# Goal:
Retype all of the lines below word for word, omitting the pictures.

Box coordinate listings
========================================================================

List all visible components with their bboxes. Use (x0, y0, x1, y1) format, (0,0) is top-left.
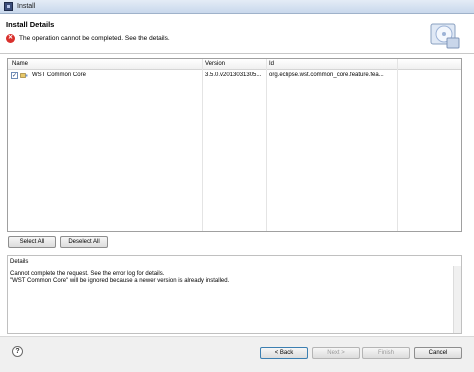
dialog-header: Install Details ✕ The operation cannot b… (0, 14, 474, 54)
back-button[interactable]: < Back (260, 347, 308, 359)
column-separator (266, 59, 267, 231)
column-separator (202, 59, 203, 231)
column-separator (397, 59, 398, 231)
feature-table: Name Version Id ✓ WST Common Core 3.5.0.… (7, 58, 462, 232)
app-icon (4, 2, 13, 11)
cancel-button[interactable]: Cancel (414, 347, 462, 359)
error-message: The operation cannot be completed. See t… (19, 35, 170, 42)
install-banner-icon (430, 23, 460, 49)
error-icon: ✕ (6, 34, 15, 43)
column-header-id[interactable]: Id (269, 61, 274, 67)
select-all-button[interactable]: Select All (8, 236, 56, 248)
row-id: org.eclipse.wst.common_core.feature.fea.… (269, 72, 384, 78)
table-header: Name Version Id (8, 59, 461, 70)
deselect-all-button[interactable]: Deselect All (60, 236, 108, 248)
column-header-version[interactable]: Version (205, 61, 225, 67)
details-scrollbar[interactable] (453, 266, 461, 333)
details-panel (7, 255, 462, 334)
column-header-name[interactable]: Name (12, 61, 28, 67)
row-version: 3.5.0.v2013031305... (205, 72, 262, 78)
feature-checkbox[interactable]: ✓ (11, 72, 18, 79)
details-text: Cannot complete the request. See the err… (10, 271, 450, 285)
title-bar: Install (0, 0, 474, 14)
details-label: Details (10, 259, 29, 265)
table-row[interactable]: ✓ WST Common Core 3.5.0.v2013031305... o… (8, 70, 461, 81)
window-title: Install (17, 3, 36, 10)
row-name: WST Common Core (32, 72, 86, 78)
plugin-icon (20, 73, 28, 78)
details-line-1: Cannot complete the request. See the err… (10, 271, 165, 277)
next-button[interactable]: Next > (312, 347, 360, 359)
finish-button[interactable]: Finish (362, 347, 410, 359)
help-icon[interactable]: ? (12, 346, 23, 357)
page-title: Install Details (6, 20, 55, 29)
details-line-2: "WST Common Core" will be ignored becaus… (10, 278, 230, 284)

========================================================================

# The solution:
List all visible components with their bboxes. Use (x0, y0, x1, y1) format, (0,0) is top-left.
dialog-header: Install Details ✕ The operation cannot b… (0, 14, 474, 54)
back-button[interactable]: < Back (260, 347, 308, 359)
column-separator (266, 59, 267, 231)
column-separator (202, 59, 203, 231)
column-separator (397, 59, 398, 231)
feature-table: Name Version Id ✓ WST Common Core 3.5.0.… (7, 58, 462, 232)
app-icon (4, 2, 13, 11)
cancel-button[interactable]: Cancel (414, 347, 462, 359)
error-message: The operation cannot be completed. See t… (19, 35, 170, 42)
install-banner-icon (430, 23, 460, 49)
error-icon: ✕ (6, 34, 15, 43)
column-header-id[interactable]: Id (269, 61, 274, 67)
select-all-button[interactable]: Select All (8, 236, 56, 248)
row-id: org.eclipse.wst.common_core.feature.fea.… (269, 72, 384, 78)
table-header: Name Version Id (8, 59, 461, 70)
deselect-all-button[interactable]: Deselect All (60, 236, 108, 248)
column-header-version[interactable]: Version (205, 61, 225, 67)
details-scrollbar[interactable] (453, 266, 461, 333)
details-panel (7, 255, 462, 334)
column-header-name[interactable]: Name (12, 61, 28, 67)
row-version: 3.5.0.v2013031305... (205, 72, 262, 78)
feature-checkbox[interactable]: ✓ (11, 72, 18, 79)
details-text: Cannot complete the request. See the err… (10, 271, 450, 285)
title-bar: Install (0, 0, 474, 14)
details-label: Details (10, 259, 29, 265)
table-row[interactable]: ✓ WST Common Core 3.5.0.v2013031305... o… (8, 70, 461, 81)
window-title: Install (17, 3, 36, 10)
row-name: WST Common Core (32, 72, 86, 78)
plugin-icon (20, 73, 28, 78)
details-line-1: Cannot complete the request. See the err… (10, 271, 165, 277)
next-button[interactable]: Next > (312, 347, 360, 359)
finish-button[interactable]: Finish (362, 347, 410, 359)
help-icon[interactable]: ? (12, 346, 23, 357)
page-title: Install Details (6, 20, 55, 29)
details-line-2: "WST Common Core" will be ignored becaus… (10, 278, 230, 284)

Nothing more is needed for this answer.